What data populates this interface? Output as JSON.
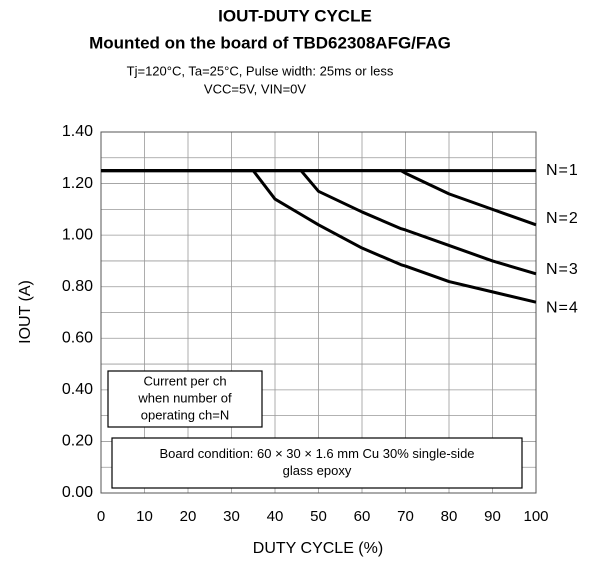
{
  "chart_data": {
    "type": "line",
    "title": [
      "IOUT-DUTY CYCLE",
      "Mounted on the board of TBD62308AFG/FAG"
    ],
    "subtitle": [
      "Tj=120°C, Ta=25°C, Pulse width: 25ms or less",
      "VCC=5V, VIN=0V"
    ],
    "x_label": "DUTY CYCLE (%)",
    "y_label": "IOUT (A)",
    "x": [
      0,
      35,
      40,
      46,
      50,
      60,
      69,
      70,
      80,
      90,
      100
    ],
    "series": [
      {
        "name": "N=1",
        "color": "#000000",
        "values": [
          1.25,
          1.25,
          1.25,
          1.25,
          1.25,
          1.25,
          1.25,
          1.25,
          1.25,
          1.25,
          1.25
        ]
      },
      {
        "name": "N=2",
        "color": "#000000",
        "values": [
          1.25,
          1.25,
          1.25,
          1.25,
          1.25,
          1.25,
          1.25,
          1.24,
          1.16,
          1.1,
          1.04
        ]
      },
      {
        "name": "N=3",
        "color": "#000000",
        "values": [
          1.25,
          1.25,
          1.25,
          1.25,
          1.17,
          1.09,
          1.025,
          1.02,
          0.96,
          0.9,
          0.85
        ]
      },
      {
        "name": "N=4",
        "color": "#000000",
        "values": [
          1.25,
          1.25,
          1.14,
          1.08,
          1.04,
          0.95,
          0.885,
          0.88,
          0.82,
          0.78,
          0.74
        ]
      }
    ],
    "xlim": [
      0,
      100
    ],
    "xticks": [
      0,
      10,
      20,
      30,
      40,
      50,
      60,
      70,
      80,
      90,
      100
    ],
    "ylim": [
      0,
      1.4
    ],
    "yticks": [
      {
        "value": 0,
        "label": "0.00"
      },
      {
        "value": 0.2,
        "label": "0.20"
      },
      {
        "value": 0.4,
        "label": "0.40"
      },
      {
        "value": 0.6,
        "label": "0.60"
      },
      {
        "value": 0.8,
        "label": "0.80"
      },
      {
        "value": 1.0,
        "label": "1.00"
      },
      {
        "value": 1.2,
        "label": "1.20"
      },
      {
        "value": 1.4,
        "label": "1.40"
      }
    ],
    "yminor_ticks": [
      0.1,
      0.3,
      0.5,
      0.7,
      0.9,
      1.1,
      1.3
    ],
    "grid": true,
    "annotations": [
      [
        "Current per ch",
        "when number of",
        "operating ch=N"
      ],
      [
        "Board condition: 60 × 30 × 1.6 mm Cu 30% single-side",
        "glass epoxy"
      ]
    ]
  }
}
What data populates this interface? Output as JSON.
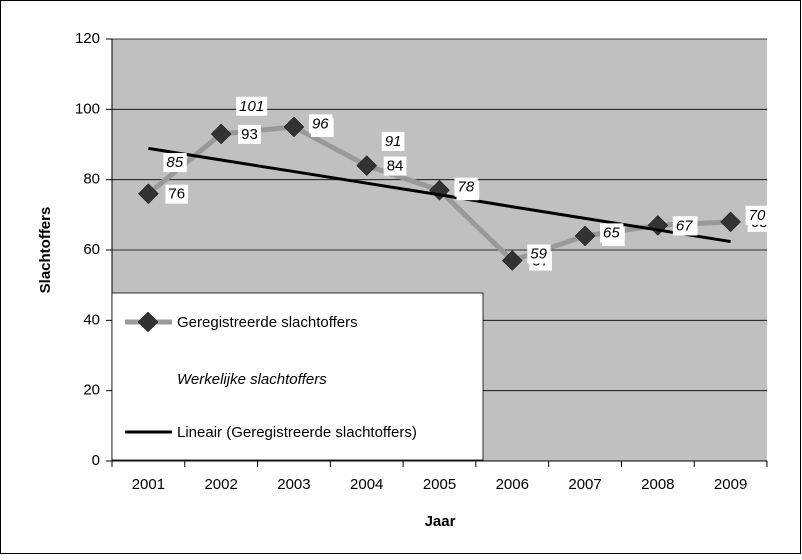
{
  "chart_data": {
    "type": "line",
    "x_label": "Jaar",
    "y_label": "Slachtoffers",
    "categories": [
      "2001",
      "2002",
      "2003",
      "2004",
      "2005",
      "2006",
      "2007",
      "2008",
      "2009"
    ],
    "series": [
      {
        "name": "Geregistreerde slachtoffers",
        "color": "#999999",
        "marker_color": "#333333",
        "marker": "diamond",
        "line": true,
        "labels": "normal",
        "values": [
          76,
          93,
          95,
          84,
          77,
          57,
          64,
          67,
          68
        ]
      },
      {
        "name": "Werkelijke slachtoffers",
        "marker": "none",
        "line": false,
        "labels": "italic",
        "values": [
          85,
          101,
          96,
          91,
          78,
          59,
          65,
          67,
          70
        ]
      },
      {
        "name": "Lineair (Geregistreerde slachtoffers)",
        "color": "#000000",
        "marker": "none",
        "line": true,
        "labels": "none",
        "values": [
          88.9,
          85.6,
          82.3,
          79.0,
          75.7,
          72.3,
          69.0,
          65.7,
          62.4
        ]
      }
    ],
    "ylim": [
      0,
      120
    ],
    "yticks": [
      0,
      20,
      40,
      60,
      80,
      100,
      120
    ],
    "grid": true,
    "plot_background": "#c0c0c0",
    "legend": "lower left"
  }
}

§

:: TASK INSTRUCTIONS ::
Write out the data precisely as given, excluding the pictures.

:: COMPLETE OUTPUT ::
What data populates this interface? Output as JSON.
{
  "chart_data": {
    "type": "line",
    "title": [
      "IOUT-DUTY CYCLE",
      "Mounted on the board of TBD62308AFG/FAG"
    ],
    "subtitle": [
      "Tj=120°C, Ta=25°C, Pulse width: 25ms or less",
      "VCC=5V, VIN=0V"
    ],
    "x_label": "DUTY CYCLE (%)",
    "y_label": "IOUT (A)",
    "x": [
      0,
      35,
      40,
      46,
      50,
      60,
      69,
      70,
      80,
      90,
      100
    ],
    "series": [
      {
        "name": "N=1",
        "color": "#000000",
        "values": [
          1.25,
          1.25,
          1.25,
          1.25,
          1.25,
          1.25,
          1.25,
          1.25,
          1.25,
          1.25,
          1.25
        ]
      },
      {
        "name": "N=2",
        "color": "#000000",
        "values": [
          1.25,
          1.25,
          1.25,
          1.25,
          1.25,
          1.25,
          1.25,
          1.24,
          1.16,
          1.1,
          1.04
        ]
      },
      {
        "name": "N=3",
        "color": "#000000",
        "values": [
          1.25,
          1.25,
          1.25,
          1.25,
          1.17,
          1.09,
          1.025,
          1.02,
          0.96,
          0.9,
          0.85
        ]
      },
      {
        "name": "N=4",
        "color": "#000000",
        "values": [
          1.25,
          1.25,
          1.14,
          1.08,
          1.04,
          0.95,
          0.885,
          0.88,
          0.82,
          0.78,
          0.74
        ]
      }
    ],
    "xlim": [
      0,
      100
    ],
    "xticks": [
      0,
      10,
      20,
      30,
      40,
      50,
      60,
      70,
      80,
      90,
      100
    ],
    "ylim": [
      0,
      1.4
    ],
    "yticks": [
      {
        "value": 0,
        "label": "0.00"
      },
      {
        "value": 0.2,
        "label": "0.20"
      },
      {
        "value": 0.4,
        "label": "0.40"
      },
      {
        "value": 0.6,
        "label": "0.60"
      },
      {
        "value": 0.8,
        "label": "0.80"
      },
      {
        "value": 1.0,
        "label": "1.00"
      },
      {
        "value": 1.2,
        "label": "1.20"
      },
      {
        "value": 1.4,
        "label": "1.40"
      }
    ],
    "yminor_ticks": [
      0.1,
      0.3,
      0.5,
      0.7,
      0.9,
      1.1,
      1.3
    ],
    "grid": true,
    "annotations": [
      [
        "Current per ch",
        "when number of",
        "operating ch=N"
      ],
      [
        "Board condition: 60 × 30 × 1.6 mm Cu 30% single-side",
        "glass epoxy"
      ]
    ]
  }
}
What data populates this interface? Output as JSON.
{
  "chart_data": {
    "type": "line",
    "x_label": "Jaar",
    "y_label": "Slachtoffers",
    "categories": [
      "2001",
      "2002",
      "2003",
      "2004",
      "2005",
      "2006",
      "2007",
      "2008",
      "2009"
    ],
    "series": [
      {
        "name": "Geregistreerde slachtoffers",
        "color": "#999999",
        "marker_color": "#333333",
        "marker": "diamond",
        "line": true,
        "labels": "normal",
        "values": [
          76,
          93,
          95,
          84,
          77,
          57,
          64,
          67,
          68
        ]
      },
      {
        "name": "Werkelijke slachtoffers",
        "marker": "none",
        "line": false,
        "labels": "italic",
        "values": [
          85,
          101,
          96,
          91,
          78,
          59,
          65,
          67,
          70
        ]
      },
      {
        "name": "Lineair (Geregistreerde slachtoffers)",
        "color": "#000000",
        "marker": "none",
        "line": true,
        "labels": "none",
        "values": [
          88.9,
          85.6,
          82.3,
          79.0,
          75.7,
          72.3,
          69.0,
          65.7,
          62.4
        ]
      }
    ],
    "ylim": [
      0,
      120
    ],
    "yticks": [
      0,
      20,
      40,
      60,
      80,
      100,
      120
    ],
    "grid": true,
    "plot_background": "#c0c0c0",
    "legend": "lower left"
  }
}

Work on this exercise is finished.